▸ What to do
Summarize the passage on lawyers and technology in two sentences.

▸ Extract to read
┌──
Lawyers have a reputation—sometimes deserved, sometimes not—of being technophobic Luddites. While there are certainly exceptions, many lawyers resist change and avoid new technology. When change becomes inevitable, those same lawyers may complain about the disruption to their workflow or call IT to report frequent problems. 

As an IT professional, your job is to support everyone in the company, even the most tech-averse holdouts in the legal department. But how? How can you find technology that will help the most hesitant users get started and ensure that they can—and do—use it successfully?

In this case, understanding the concerns of the legal team is the key to doing your IT job better. Here are a few questions to ask in your quest to understand the essential characteristics and concerns of the legal professionals you support to give you a deeper insight into their worldview.

How Do Lawyers And Other Legal Professionals Approach Risk?

Lawyers are known for being risk-averse, but why? Is this because they're naturally risk-averse or even, dare we say, pessimistic? Do they get it from their training to become lawyers, or is this characteristic why they pursued a career in the law in the first place?

It is a veritable chicken and egg question. Still, there's no doubt that lawyers have learned how to identify risks and anticipate every possible negative outcome in law school and throughout their practice. Legal training emphasizes everything that can (and, at some point, does) go wrong so that lawyers can help their clients prepare for the worst.
└──
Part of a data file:
┌──
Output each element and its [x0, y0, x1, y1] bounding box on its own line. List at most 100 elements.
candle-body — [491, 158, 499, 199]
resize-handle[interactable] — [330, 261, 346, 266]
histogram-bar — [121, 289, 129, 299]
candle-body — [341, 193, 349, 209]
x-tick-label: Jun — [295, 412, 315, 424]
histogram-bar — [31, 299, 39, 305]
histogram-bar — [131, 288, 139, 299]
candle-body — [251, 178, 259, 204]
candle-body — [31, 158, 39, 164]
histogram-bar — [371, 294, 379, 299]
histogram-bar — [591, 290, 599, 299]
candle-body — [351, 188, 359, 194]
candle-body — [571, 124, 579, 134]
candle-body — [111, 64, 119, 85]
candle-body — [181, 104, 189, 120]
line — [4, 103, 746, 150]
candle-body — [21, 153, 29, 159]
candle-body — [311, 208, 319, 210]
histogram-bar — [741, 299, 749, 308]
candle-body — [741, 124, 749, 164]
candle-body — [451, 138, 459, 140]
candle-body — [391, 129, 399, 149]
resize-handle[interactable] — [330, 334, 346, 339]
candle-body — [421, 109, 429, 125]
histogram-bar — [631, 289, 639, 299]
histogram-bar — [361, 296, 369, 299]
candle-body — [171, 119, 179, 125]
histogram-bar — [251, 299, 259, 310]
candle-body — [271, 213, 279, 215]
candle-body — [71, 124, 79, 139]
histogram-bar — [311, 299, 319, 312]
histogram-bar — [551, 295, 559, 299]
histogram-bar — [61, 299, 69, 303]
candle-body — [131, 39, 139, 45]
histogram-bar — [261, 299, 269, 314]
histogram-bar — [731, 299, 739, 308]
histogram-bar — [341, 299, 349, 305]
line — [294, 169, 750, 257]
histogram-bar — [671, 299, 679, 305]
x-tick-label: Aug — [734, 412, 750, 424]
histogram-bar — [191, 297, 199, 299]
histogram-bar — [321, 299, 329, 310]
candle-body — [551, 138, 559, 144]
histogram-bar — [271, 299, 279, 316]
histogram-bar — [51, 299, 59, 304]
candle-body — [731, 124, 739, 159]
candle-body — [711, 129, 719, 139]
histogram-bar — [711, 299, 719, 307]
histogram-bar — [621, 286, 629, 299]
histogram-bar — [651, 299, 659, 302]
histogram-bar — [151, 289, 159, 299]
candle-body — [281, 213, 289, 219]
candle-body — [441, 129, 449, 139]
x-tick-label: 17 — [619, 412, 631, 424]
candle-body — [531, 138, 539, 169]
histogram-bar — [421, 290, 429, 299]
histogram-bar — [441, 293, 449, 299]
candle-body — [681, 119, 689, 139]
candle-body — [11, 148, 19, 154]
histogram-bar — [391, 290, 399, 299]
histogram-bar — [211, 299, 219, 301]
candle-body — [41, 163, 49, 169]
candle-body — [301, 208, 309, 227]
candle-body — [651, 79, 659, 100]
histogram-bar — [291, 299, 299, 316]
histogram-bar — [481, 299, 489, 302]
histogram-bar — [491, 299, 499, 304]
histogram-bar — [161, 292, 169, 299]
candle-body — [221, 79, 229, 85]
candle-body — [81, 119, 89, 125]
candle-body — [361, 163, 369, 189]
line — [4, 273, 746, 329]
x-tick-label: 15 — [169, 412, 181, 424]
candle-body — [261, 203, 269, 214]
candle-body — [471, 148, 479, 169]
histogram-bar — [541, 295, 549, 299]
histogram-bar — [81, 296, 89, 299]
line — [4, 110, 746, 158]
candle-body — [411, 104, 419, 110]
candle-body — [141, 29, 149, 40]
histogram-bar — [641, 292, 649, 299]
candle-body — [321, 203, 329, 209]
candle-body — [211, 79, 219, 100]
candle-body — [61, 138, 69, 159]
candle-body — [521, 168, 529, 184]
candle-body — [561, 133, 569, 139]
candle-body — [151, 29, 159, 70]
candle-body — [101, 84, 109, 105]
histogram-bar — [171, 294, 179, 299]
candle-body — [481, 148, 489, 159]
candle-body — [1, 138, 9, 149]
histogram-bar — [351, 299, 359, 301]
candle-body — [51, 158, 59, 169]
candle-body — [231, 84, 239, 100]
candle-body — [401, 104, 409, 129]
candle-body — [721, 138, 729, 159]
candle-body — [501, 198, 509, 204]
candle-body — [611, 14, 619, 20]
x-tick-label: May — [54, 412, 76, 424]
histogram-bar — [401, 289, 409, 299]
└──
▸ Written answer
Many lawyers resist change and avoid new technology, so IT professionals who must support them can do their jobs better by understanding the legal team's concerns. Lawyers are known for being risk-averse, and through law school and practice they have learned to identify risks and anticipate every possible negative outcome so they can help clients prepare for the worst.